__TASK BRIEF__. Scan the data for lines with "like" and report the count by itself.

Items from a dataset:
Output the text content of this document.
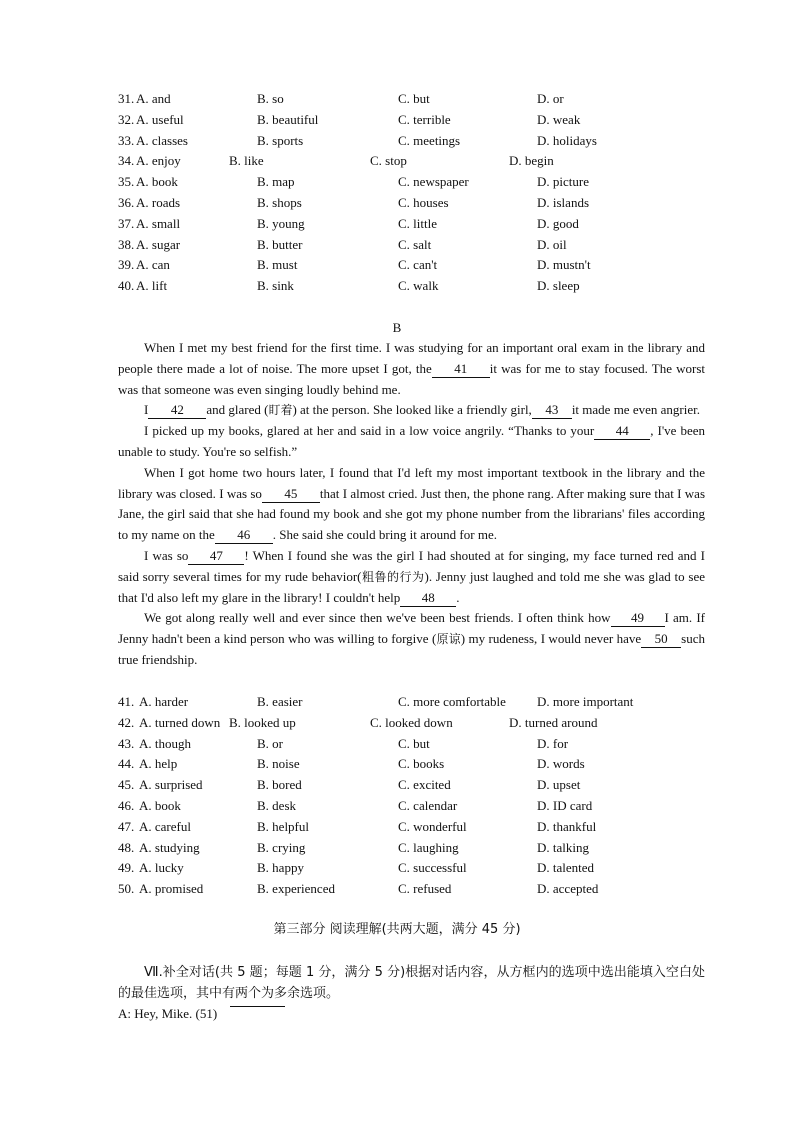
31. A. and	B. so	C. but	D. or
32. A. useful	B. beautiful	C. terrible	D. weak
33. A. classes	B. sports	C. meetings	D. holidays
34. A. enjoy	B. like	C. stop	D. begin
35. A. book	B. map	C. newspaper	D. picture
36. A. roads	B. shops	C. houses	D. islands
37. A. small	B. young	C. little	D. good
38. A. sugar	B. butter	C. salt	D. oil
39. A. can	B. must	C. can't	D. mustn't
40. A. lift	B. sink	C. walk	D. sleep
B

  When I met my best friend for the first time. I was studying for an important oral exam in the library and people there made a lot of noise. The more upset I got, the 41 it was for me to stay focused. The worst was that someone was even singing loudly behind me.

  I 42 and glared (盯着) at the person. She looked like a friendly girl, 43 it made me even angrier.

  I picked up my books, glared at her and said in a low voice angrily. “Thanks to your 44 , I've been unable to study. You're so selfish.”

  When I got home two hours later, I found that I'd left my most important textbook in the library and the library was closed. I was so 45 that I almost cried. Just then, the phone rang. After making sure that I was Jane, the girl said that she had found my book and she got my phone number from the librarians' files according to my name on the 46 . She said she could bring it around for me.

  I was so 47 ! When I found she was the girl I had shouted at for singing, my face turned red and I said sorry several times for my rude behavior(粗鲁的行为). Jenny just laughed and told me she was glad to see that I'd also left my glare in the library! I couldn't help 48 .

  We got along really well and ever since then we've been best friends. I often think how 49 I am. If Jenny hadn't been a kind person who was willing to forgive (原谅) my rudeness, I would never have 50 such true friendship.

41. A. harder	B. easier	C. more comfortable D. more important
42. A. turned down B. looked up	C. looked down	D. turned around
43. A. though	B. or	C. but	D. for
44. A. help	B. noise	C. books	D. words
45. A. surprised	B. bored	C. excited	D. upset
46. A. book	B. desk	C. calendar	D. ID card
47. A. careful	B. helpful	C. wonderful	D. thankful
48. A. studying	B. crying	C. laughing	D. talking
49. A. lucky	B. happy	C. successful	D. talented
50. A. promised	B. experienced	C. refused	D. accepted
第三部分 阅读理解(共两大题，满分 45 分)
  Ⅶ.补全对话(共 5 题；每题 1 分，满分 5 分)根据对话内容，从方框内的选项中选出能填入空白处的最佳选项，其中有两个为多余选项。
A: Hey, Mike. (51)
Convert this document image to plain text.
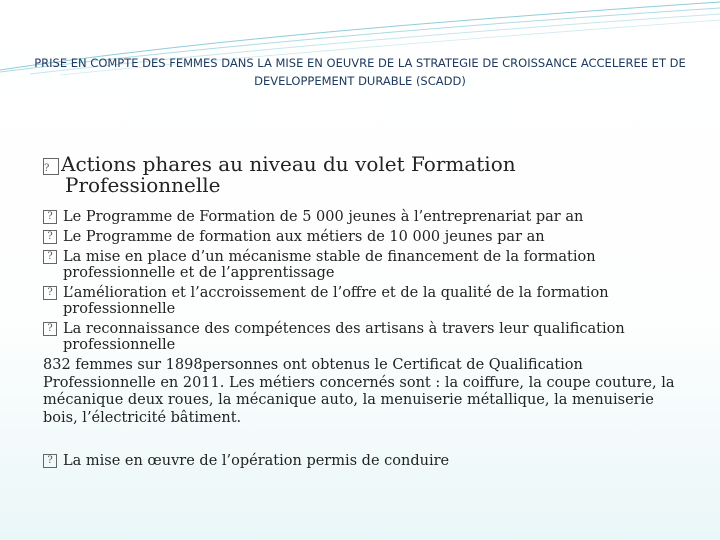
PRISE EN COMPTE DES FEMMES DANS LA MISE EN OEUVRE DE LA STRATEGIE DE CROISSANCE ACCELEREE ET DE
DEVELOPPEMENT DURABLE (SCADD)
? Actions phares au niveau du volet Formation
Professionnelle
? Le Programme de Formation de 5 000 jeunes à l’entreprenariat par an
? Le Programme de formation aux métiers de 10 000 jeunes par an
? La mise en place d’un mécanisme stable de financement de la formation professionnelle et de l’apprentissage
? L’amélioration et l’accroissement de l’offre et de la qualité de la formation professionnelle
? La reconnaissance des compétences des artisans à travers leur qualification professionnelle
832 femmes sur 1898personnes ont obtenus le Certificat de Qualification Professionnelle en 2011. Les métiers concernés sont : la coiffure, la coupe couture, la mécanique deux roues, la mécanique auto, la menuiserie métallique, la menuiserie bois, l’électricité bâtiment.
? La mise en œuvre de l’opération permis de conduire
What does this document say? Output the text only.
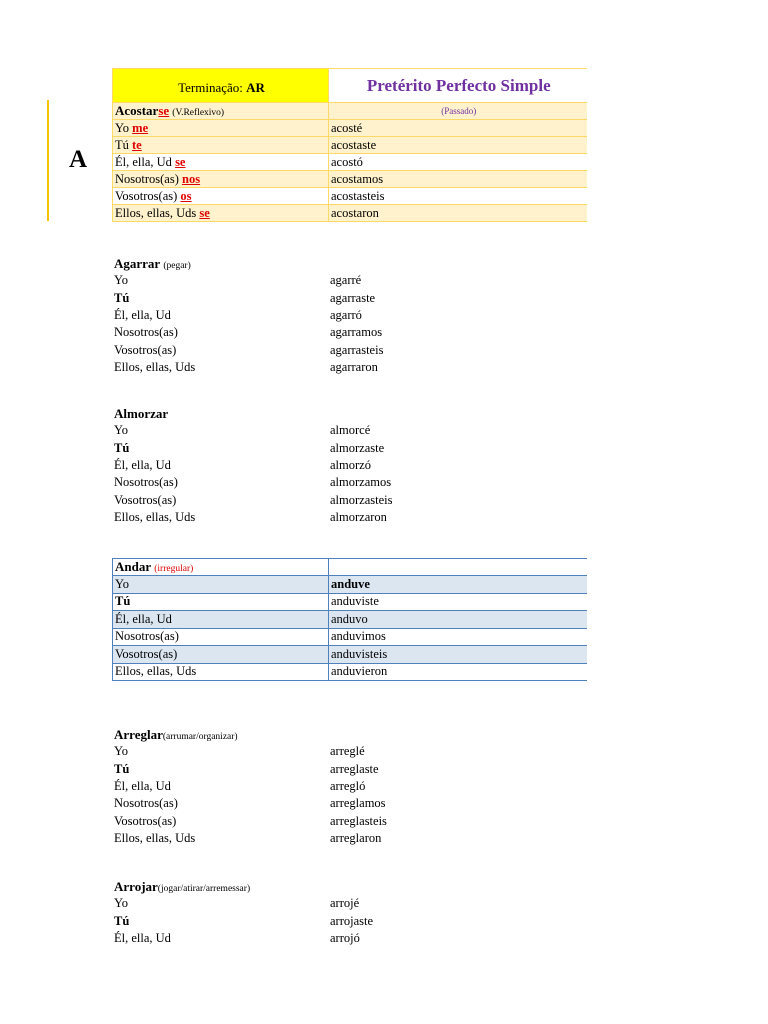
A
Terminação: AR	Pretérito Perfecto Simple
Acostarse (V.Reflexivo)	(Passado)
Yo me	acosté
Tú te	acostaste
Él, ella, Ud se	acostó
Nosotros(as) nos	acostamos
Vosotros(as) os	acostasteis
Ellos, ellas, Uds se	acostaron
Agarrar (pegar)	
Yo	agarré
Tú	agarraste
Él, ella, Ud	agarró
Nosotros(as)	agarramos
Vosotros(as)	agarrasteis
Ellos, ellas, Uds	agarraron
Almorzar	
Yo	almorcé
Tú	almorzaste
Él, ella, Ud	almorzó
Nosotros(as)	almorzamos
Vosotros(as)	almorzasteis
Ellos, ellas, Uds	almorzaron
Andar (irregular)	
Yo	anduve
Tú	anduviste
Él, ella, Ud	anduvo
Nosotros(as)	anduvimos
Vosotros(as)	anduvisteis
Ellos, ellas, Uds	anduvieron
Arreglar(arrumar/organizar)	
Yo	arreglé
Tú	arreglaste
Él, ella, Ud	arregló
Nosotros(as)	arreglamos
Vosotros(as)	arreglasteis
Ellos, ellas, Uds	arreglaron
Arrojar(jogar/atirar/arremessar)	
Yo	arrojé
Tú	arrojaste
Él, ella, Ud	arrojó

__SOLUTION FOR THIS TASK__. 2